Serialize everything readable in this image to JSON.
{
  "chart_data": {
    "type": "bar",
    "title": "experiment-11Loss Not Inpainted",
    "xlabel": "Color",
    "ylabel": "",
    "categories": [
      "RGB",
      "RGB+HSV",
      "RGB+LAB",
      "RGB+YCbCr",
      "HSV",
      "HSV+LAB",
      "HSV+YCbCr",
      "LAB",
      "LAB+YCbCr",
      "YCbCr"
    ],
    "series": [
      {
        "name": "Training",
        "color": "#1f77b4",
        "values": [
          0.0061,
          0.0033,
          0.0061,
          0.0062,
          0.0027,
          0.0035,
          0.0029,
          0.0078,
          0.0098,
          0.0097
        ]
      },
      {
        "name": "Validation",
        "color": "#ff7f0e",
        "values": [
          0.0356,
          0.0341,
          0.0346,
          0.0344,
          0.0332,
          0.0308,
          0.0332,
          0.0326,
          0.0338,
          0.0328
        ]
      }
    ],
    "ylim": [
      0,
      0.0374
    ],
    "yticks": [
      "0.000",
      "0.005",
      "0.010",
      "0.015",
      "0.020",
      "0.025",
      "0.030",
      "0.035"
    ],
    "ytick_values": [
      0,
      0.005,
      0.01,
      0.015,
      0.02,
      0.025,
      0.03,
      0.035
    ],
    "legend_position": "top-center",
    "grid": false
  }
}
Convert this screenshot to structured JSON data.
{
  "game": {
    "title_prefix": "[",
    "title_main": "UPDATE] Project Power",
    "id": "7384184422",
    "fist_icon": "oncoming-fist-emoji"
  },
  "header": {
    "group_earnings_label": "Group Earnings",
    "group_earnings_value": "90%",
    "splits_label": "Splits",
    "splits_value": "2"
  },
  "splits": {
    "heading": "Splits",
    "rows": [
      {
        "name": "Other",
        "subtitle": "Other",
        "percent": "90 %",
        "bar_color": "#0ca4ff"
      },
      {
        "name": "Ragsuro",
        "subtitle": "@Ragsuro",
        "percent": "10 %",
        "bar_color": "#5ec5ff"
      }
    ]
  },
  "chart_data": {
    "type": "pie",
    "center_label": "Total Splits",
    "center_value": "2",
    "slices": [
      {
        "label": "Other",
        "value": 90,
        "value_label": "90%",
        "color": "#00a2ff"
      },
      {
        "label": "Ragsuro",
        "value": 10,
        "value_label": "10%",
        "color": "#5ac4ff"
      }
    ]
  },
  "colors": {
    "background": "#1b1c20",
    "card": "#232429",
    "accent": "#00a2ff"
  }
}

● ● ●

WHAT THE TASK REQUIRES -> From the entries, report each line that includes the word "name".

SOLUTION BELOW ->
        "name": "Training",
        "name": "Validation",
        "name": "Other",
        "name": "Ragsuro",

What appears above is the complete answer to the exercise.